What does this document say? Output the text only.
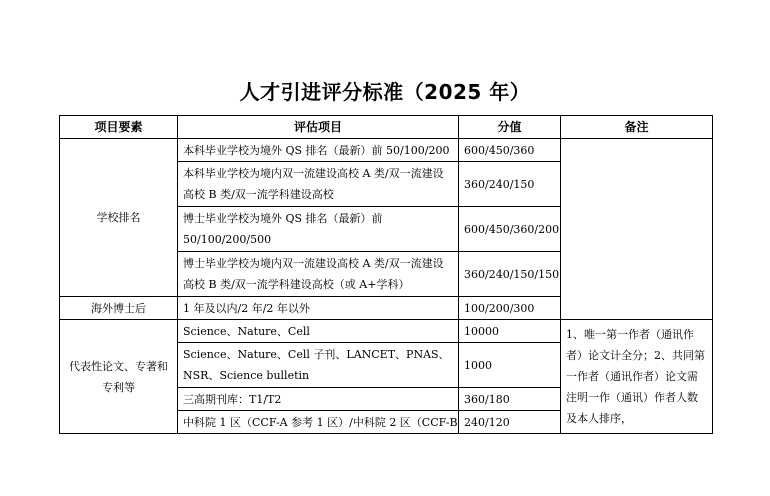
人才引进评分标准（2025 年）
项目要素	评估项目	分值	备注
学校排名	本科毕业学校为境外 QS 排名（最新）前 50/100/200	600/450/360	
	本科毕业学校为境内双一流建设高校 A 类/双一流建设高校 B 类/双一流学科建设高校	360/240/150	
	博士毕业学校为境外 QS 排名（最新）前 50/100/200/500	600/450/360/200	
	博士毕业学校为境内双一流建设高校 A 类/双一流建设高校 B 类/双一流学科建设高校（或 A+学科）	360/240/150/150	
海外博士后	1 年及以内/2 年/2 年以外	100/200/300	
代表性论文、专著和专利等	Science、Nature、Cell	10000	1、唯一第一作者（通讯作者）论文计全分；2、共同第一作者（通讯作者）论文需注明一作（通讯）作者人数及本人排序，
	Science、Nature、Cell 子刊、LANCET、PNAS、NSR、Science bulletin	1000	
	三高期刊库：T1/T2	360/180	
	中科院 1 区（CCF-A 参考 1 区）/中科院 2 区（CCF-B	240/120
- - - - -
=== Work to be completed ===
Reproduce the records, all of them, word for word; omit the pictures.

=== Full answer ===
What does this document say? Output the text only.
人才引进评分标准（2025 年）
项目要素	评估项目	分值	备注
学校排名	本科毕业学校为境外 QS 排名（最新）前 50/100/200	600/450/360	
	本科毕业学校为境内双一流建设高校 A 类/双一流建设高校 B 类/双一流学科建设高校	360/240/150	
	博士毕业学校为境外 QS 排名（最新）前 50/100/200/500	600/450/360/200	
	博士毕业学校为境内双一流建设高校 A 类/双一流建设高校 B 类/双一流学科建设高校（或 A+学科）	360/240/150/150	
海外博士后	1 年及以内/2 年/2 年以外	100/200/300	
代表性论文、专著和专利等	Science、Nature、Cell	10000	1、唯一第一作者（通讯作者）论文计全分；2、共同第一作者（通讯作者）论文需注明一作（通讯）作者人数及本人排序，
	Science、Nature、Cell 子刊、LANCET、PNAS、NSR、Science bulletin	1000	
	三高期刊库：T1/T2	360/180	
	中科院 1 区（CCF-A 参考 1 区）/中科院 2 区（CCF-B	240/120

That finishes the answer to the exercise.